» **WHAT YOU SHOULD DO**
Output the records. Match them exactly.

» **EXTRACTED RECORDS**
<<<<

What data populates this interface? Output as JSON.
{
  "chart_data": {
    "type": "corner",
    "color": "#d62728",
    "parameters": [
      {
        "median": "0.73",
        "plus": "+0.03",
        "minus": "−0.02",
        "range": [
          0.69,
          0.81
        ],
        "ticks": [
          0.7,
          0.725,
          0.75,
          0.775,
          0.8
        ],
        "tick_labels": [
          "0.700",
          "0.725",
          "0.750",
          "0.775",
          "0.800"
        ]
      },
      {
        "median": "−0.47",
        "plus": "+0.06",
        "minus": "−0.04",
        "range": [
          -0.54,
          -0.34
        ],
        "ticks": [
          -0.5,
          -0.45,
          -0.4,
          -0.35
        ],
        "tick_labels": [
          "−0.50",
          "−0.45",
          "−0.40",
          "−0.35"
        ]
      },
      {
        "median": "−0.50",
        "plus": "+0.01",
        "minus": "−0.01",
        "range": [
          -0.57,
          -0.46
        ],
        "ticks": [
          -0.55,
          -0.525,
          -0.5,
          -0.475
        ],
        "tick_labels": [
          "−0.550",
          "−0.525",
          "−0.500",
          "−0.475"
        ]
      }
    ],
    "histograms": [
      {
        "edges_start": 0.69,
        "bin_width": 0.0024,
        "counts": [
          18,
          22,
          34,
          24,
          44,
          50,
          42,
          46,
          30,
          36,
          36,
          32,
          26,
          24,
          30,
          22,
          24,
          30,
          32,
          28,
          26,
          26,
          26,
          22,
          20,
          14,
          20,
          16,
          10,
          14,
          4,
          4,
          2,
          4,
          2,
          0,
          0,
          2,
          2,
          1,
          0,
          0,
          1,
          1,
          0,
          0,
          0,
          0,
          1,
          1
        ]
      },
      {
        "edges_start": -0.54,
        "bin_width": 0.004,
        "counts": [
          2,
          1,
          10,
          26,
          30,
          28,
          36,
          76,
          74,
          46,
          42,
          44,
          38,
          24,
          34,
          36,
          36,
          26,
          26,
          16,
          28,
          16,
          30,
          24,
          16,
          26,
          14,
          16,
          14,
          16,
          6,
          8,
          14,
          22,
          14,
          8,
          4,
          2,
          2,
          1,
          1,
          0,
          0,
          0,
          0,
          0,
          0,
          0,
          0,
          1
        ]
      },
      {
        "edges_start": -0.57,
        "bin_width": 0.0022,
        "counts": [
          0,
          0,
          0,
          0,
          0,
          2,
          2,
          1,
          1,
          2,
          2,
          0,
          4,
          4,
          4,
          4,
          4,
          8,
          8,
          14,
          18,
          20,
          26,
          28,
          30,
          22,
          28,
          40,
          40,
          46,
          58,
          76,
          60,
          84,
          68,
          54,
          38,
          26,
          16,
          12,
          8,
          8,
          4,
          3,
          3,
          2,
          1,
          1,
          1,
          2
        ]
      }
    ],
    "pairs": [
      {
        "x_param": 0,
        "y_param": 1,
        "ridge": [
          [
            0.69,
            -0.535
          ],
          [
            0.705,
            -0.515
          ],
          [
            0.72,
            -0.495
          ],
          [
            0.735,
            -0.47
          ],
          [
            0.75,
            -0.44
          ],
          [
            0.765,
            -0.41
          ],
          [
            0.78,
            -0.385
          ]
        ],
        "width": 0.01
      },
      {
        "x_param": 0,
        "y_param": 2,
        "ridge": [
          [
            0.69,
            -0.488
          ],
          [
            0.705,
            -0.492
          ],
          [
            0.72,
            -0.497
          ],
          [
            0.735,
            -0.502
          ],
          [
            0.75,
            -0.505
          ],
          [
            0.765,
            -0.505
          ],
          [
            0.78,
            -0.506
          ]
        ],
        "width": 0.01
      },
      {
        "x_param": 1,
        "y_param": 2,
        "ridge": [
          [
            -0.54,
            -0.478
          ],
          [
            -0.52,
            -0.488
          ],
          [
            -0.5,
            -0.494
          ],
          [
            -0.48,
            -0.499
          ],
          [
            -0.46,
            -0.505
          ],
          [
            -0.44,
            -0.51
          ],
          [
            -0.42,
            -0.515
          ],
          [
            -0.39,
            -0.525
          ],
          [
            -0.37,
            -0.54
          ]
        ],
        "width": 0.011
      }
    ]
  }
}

>>>>

» **RESULT OF THIS TASK**
What data populates this interface? Output as JSON.
{
  "chart_data": {
    "type": "corner",
    "color": "#d62728",
    "parameters": [
      {
        "median": "0.73",
        "plus": "+0.03",
        "minus": "−0.02",
        "range": [
          0.69,
          0.81
        ],
        "ticks": [
          0.7,
          0.725,
          0.75,
          0.775,
          0.8
        ],
        "tick_labels": [
          "0.700",
          "0.725",
          "0.750",
          "0.775",
          "0.800"
        ]
      },
      {
        "median": "−0.47",
        "plus": "+0.06",
        "minus": "−0.04",
        "range": [
          -0.54,
          -0.34
        ],
        "ticks": [
          -0.5,
          -0.45,
          -0.4,
          -0.35
        ],
        "tick_labels": [
          "−0.50",
          "−0.45",
          "−0.40",
          "−0.35"
        ]
      },
      {
        "median": "−0.50",
        "plus": "+0.01",
        "minus": "−0.01",
        "range": [
          -0.57,
          -0.46
        ],
        "ticks": [
          -0.55,
          -0.525,
          -0.5,
          -0.475
        ],
        "tick_labels": [
          "−0.550",
          "−0.525",
          "−0.500",
          "−0.475"
        ]
      }
    ],
    "histograms": [
      {
        "edges_start": 0.69,
        "bin_width": 0.0024,
        "counts": [
          18,
          22,
          34,
          24,
          44,
          50,
          42,
          46,
          30,
          36,
          36,
          32,
          26,
          24,
          30,
          22,
          24,
          30,
          32,
          28,
          26,
          26,
          26,
          22,
          20,
          14,
          20,
          16,
          10,
          14,
          4,
          4,
          2,
          4,
          2,
          0,
          0,
          2,
          2,
          1,
          0,
          0,
          1,
          1,
          0,
          0,
          0,
          0,
          1,
          1
        ]
      },
      {
        "edges_start": -0.54,
        "bin_width": 0.004,
        "counts": [
          2,
          1,
          10,
          26,
          30,
          28,
          36,
          76,
          74,
          46,
          42,
          44,
          38,
          24,
          34,
          36,
          36,
          26,
          26,
          16,
          28,
          16,
          30,
          24,
          16,
          26,
          14,
          16,
          14,
          16,
          6,
          8,
          14,
          22,
          14,
          8,
          4,
          2,
          2,
          1,
          1,
          0,
          0,
          0,
          0,
          0,
          0,
          0,
          0,
          1
        ]
      },
      {
        "edges_start": -0.57,
        "bin_width": 0.0022,
        "counts": [
          0,
          0,
          0,
          0,
          0,
          2,
          2,
          1,
          1,
          2,
          2,
          0,
          4,
          4,
          4,
          4,
          4,
          8,
          8,
          14,
          18,
          20,
          26,
          28,
          30,
          22,
          28,
          40,
          40,
          46,
          58,
          76,
          60,
          84,
          68,
          54,
          38,
          26,
          16,
          12,
          8,
          8,
          4,
          3,
          3,
          2,
          1,
          1,
          1,
          2
        ]
      }
    ],
    "pairs": [
      {
        "x_param": 0,
        "y_param": 1,
        "ridge": [
          [
            0.69,
            -0.535
          ],
          [
            0.705,
            -0.515
          ],
          [
            0.72,
            -0.495
          ],
          [
            0.735,
            -0.47
          ],
          [
            0.75,
            -0.44
          ],
          [
            0.765,
            -0.41
          ],
          [
            0.78,
            -0.385
          ]
        ],
        "width": 0.01
      },
      {
        "x_param": 0,
        "y_param": 2,
        "ridge": [
          [
            0.69,
            -0.488
          ],
          [
            0.705,
            -0.492
          ],
          [
            0.72,
            -0.497
          ],
          [
            0.735,
            -0.502
          ],
          [
            0.75,
            -0.505
          ],
          [
            0.765,
            -0.505
          ],
          [
            0.78,
            -0.506
          ]
        ],
        "width": 0.01
      },
      {
        "x_param": 1,
        "y_param": 2,
        "ridge": [
          [
            -0.54,
            -0.478
          ],
          [
            -0.52,
            -0.488
          ],
          [
            -0.5,
            -0.494
          ],
          [
            -0.48,
            -0.499
          ],
          [
            -0.46,
            -0.505
          ],
          [
            -0.44,
            -0.51
          ],
          [
            -0.42,
            -0.515
          ],
          [
            -0.39,
            -0.525
          ],
          [
            -0.37,
            -0.54
          ]
        ],
        "width": 0.011
      }
    ]
  }
}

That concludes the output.